* Stated exercise *
State how many lines of the material below contain the word "category". Reply with the number alone.

* Data records *
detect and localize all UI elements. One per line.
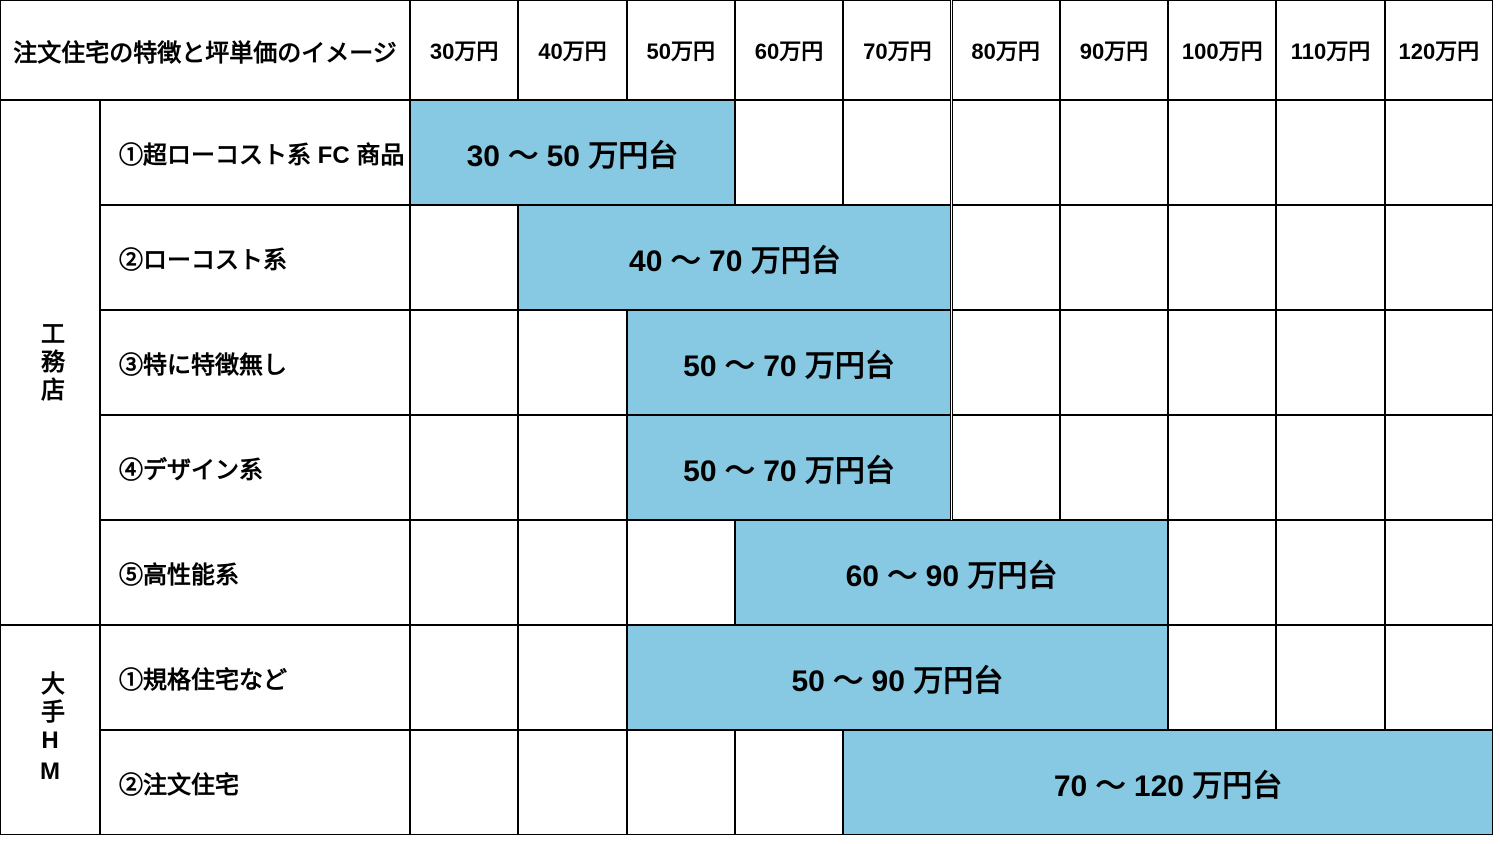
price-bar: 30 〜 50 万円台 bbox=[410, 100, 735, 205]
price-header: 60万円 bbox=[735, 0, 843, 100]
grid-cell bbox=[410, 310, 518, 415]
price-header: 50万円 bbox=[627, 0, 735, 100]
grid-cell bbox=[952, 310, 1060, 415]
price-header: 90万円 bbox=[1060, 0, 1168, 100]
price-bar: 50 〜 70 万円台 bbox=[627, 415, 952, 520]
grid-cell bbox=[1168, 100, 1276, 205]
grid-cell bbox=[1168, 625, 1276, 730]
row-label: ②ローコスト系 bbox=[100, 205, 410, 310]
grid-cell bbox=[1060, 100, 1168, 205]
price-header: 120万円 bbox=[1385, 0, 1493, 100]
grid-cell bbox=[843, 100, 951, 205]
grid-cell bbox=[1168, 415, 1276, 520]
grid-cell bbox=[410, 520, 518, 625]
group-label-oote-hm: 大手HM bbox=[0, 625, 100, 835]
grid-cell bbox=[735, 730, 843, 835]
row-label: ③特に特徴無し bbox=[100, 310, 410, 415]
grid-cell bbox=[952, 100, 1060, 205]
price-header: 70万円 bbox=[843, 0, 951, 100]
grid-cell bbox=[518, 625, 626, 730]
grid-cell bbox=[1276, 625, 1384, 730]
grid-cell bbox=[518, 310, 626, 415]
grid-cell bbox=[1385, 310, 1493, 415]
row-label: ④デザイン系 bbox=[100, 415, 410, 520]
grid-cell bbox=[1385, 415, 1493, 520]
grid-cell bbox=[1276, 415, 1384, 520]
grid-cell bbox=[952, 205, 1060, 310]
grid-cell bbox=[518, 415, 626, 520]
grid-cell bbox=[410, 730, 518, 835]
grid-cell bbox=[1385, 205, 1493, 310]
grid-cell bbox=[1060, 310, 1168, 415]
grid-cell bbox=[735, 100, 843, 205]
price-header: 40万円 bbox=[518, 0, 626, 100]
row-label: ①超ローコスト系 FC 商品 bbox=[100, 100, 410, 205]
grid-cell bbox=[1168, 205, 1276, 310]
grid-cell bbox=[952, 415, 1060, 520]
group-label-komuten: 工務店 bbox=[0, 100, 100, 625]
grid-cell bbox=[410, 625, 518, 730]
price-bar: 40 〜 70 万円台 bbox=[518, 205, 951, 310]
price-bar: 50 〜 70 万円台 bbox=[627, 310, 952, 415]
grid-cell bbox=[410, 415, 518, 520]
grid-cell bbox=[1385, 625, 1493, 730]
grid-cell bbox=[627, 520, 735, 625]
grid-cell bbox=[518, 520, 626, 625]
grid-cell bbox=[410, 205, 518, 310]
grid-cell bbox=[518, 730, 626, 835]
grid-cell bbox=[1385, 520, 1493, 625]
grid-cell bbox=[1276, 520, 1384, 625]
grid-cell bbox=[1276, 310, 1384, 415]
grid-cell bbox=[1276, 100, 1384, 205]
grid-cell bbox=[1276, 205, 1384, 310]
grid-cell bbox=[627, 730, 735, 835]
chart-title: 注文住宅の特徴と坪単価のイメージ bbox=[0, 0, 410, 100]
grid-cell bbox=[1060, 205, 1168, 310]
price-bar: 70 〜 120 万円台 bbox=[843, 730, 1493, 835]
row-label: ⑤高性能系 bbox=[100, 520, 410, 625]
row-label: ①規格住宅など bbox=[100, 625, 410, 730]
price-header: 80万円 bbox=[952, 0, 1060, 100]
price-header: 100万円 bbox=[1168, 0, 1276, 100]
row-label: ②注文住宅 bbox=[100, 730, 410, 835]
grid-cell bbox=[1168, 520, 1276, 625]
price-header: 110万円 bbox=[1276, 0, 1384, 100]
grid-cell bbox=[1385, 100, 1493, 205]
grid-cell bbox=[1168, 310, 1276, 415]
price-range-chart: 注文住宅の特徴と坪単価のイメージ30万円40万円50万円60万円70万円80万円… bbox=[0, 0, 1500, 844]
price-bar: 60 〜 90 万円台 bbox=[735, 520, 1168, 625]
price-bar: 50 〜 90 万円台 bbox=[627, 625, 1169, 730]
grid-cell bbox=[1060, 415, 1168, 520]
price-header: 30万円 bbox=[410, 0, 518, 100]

--

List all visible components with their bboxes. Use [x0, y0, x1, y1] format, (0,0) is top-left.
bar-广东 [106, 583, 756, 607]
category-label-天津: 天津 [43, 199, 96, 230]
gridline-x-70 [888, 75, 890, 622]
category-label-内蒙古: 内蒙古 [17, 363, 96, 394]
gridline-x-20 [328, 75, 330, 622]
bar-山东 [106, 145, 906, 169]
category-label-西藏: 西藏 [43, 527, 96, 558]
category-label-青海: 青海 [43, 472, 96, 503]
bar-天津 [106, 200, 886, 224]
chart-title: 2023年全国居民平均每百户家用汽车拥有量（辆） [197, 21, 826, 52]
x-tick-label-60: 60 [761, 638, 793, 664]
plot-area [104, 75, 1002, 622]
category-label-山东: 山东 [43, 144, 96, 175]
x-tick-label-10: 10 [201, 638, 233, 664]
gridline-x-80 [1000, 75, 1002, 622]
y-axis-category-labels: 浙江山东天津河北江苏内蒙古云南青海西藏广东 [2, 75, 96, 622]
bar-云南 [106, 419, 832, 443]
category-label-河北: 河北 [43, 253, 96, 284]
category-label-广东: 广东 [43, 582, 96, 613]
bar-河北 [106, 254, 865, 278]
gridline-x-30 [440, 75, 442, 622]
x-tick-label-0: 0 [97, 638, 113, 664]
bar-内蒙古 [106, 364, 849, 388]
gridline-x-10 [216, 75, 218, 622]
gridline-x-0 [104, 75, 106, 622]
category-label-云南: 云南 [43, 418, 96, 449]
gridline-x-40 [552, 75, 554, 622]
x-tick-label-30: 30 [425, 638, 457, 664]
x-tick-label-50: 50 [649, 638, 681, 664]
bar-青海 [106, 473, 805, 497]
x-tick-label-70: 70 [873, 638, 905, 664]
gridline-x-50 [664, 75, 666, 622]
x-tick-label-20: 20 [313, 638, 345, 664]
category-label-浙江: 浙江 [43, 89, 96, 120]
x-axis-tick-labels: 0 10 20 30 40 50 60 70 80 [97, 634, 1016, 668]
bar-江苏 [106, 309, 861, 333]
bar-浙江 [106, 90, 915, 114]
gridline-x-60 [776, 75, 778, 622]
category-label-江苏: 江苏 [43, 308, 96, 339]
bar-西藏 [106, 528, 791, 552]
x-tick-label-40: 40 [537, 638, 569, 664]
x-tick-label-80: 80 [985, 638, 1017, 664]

* Answer to this problem *
11